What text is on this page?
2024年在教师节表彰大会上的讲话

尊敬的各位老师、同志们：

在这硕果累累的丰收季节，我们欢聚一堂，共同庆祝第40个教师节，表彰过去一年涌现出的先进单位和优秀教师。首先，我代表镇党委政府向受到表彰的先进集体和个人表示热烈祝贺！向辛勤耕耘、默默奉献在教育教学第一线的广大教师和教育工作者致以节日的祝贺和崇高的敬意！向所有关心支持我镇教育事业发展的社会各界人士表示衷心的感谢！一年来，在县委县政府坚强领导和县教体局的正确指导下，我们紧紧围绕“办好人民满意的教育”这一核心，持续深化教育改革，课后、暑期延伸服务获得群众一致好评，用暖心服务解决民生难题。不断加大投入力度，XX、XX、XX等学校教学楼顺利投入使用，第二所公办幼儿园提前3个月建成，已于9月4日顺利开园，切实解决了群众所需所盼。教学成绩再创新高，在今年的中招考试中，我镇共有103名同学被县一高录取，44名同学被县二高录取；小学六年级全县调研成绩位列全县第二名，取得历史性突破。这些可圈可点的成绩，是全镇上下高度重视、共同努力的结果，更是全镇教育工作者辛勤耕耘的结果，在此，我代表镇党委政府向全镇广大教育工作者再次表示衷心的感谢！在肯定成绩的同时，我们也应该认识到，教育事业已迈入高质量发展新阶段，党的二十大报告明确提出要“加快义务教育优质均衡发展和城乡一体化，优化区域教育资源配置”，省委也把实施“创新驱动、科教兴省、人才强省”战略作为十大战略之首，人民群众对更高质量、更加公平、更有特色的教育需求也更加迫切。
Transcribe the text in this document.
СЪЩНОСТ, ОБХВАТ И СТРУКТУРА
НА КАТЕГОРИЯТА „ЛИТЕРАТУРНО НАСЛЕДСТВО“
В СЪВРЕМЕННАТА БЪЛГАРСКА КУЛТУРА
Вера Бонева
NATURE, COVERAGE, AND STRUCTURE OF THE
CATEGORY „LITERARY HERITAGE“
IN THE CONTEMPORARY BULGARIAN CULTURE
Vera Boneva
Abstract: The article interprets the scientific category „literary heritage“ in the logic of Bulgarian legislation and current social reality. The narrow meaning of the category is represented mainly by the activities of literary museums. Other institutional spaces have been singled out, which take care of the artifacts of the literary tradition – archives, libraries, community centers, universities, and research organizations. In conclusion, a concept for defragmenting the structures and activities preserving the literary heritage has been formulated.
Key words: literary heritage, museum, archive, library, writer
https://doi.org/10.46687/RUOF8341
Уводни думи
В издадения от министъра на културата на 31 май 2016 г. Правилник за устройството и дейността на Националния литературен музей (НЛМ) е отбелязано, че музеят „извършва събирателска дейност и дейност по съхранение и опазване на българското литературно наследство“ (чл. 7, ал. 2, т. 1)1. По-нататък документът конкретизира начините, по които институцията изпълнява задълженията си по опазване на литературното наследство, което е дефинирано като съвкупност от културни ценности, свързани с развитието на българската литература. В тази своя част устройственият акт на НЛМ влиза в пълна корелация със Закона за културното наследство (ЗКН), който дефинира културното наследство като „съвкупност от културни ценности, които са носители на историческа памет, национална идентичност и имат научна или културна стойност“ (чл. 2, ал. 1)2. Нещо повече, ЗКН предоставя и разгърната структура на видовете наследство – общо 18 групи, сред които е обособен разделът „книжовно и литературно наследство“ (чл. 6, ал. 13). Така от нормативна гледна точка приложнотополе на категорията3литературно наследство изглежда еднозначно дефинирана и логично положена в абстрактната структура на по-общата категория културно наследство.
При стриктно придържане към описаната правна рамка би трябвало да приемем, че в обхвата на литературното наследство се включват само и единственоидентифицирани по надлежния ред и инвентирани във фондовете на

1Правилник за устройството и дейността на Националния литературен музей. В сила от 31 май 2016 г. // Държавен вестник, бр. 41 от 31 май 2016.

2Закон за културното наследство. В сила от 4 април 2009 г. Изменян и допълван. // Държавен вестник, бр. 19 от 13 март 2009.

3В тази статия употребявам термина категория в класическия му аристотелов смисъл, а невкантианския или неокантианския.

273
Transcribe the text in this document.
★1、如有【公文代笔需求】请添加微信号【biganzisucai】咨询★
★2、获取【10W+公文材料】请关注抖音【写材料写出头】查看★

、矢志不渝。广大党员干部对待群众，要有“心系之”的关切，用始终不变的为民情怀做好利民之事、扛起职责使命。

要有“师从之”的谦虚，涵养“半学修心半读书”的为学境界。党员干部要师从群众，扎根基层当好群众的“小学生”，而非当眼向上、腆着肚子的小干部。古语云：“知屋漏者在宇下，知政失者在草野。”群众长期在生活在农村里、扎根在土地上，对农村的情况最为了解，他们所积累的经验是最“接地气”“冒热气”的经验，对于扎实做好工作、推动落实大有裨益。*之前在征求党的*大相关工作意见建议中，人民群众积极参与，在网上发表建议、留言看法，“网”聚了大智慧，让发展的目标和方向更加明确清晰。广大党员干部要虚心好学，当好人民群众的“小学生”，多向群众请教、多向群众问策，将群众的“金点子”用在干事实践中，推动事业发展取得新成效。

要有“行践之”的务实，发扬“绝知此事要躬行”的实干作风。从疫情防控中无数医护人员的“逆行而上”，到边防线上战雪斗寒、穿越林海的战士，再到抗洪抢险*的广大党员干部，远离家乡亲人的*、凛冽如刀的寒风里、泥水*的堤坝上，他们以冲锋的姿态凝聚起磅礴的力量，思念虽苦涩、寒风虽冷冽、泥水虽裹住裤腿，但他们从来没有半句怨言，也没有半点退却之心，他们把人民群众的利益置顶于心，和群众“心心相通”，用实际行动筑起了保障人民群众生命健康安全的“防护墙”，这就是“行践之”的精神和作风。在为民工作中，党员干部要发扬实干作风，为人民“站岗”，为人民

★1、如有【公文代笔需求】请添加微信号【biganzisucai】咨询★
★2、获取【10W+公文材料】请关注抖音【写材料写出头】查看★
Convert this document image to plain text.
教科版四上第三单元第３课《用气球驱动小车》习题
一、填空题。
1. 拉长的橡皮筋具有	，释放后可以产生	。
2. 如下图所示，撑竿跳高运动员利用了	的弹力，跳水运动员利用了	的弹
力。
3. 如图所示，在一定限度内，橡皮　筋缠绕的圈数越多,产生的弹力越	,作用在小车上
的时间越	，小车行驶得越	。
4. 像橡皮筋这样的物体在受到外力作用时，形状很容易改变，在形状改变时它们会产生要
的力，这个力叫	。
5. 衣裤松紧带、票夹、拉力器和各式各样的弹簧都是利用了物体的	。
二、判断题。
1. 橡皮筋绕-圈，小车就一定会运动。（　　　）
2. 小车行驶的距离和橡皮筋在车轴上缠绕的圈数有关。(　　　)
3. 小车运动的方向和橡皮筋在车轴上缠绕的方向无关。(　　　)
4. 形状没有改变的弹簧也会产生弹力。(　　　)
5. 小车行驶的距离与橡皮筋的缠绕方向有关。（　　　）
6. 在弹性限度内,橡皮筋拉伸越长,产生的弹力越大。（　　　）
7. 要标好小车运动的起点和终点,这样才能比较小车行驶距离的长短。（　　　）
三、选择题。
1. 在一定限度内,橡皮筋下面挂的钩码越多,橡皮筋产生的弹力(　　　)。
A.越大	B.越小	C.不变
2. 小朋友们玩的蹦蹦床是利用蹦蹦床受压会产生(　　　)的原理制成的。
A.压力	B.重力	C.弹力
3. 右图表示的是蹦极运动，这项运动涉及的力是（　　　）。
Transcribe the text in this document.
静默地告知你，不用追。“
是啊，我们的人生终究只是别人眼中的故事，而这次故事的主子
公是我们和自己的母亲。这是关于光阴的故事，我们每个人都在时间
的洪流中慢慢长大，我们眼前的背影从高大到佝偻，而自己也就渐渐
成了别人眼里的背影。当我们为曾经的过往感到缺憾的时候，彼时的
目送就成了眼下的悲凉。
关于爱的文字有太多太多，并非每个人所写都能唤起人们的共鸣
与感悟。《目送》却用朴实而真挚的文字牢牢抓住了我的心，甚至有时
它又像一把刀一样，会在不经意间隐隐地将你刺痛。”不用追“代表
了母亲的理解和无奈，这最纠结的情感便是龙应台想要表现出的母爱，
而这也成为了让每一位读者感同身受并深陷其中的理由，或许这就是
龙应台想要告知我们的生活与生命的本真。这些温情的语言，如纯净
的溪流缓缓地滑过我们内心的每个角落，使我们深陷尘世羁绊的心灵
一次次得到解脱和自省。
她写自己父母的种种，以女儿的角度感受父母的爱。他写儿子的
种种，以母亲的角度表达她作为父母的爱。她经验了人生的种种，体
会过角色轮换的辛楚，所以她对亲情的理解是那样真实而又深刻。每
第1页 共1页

*-*-*

▸ **What to produce**
From the data above, copy out every line with the string "сила" in it.

▸ **In response**
1Правилник за устройството и дейността на Националния литературен музей. В сила от 31 май 2016 г. // Държавен вестник, бр. 41 от 31 май 2016.
2Закон за културното наследство. В сила от 4 април 2009 г. Изменян и допълван. // Държавен вестник, бр. 19 от 13 март 2009.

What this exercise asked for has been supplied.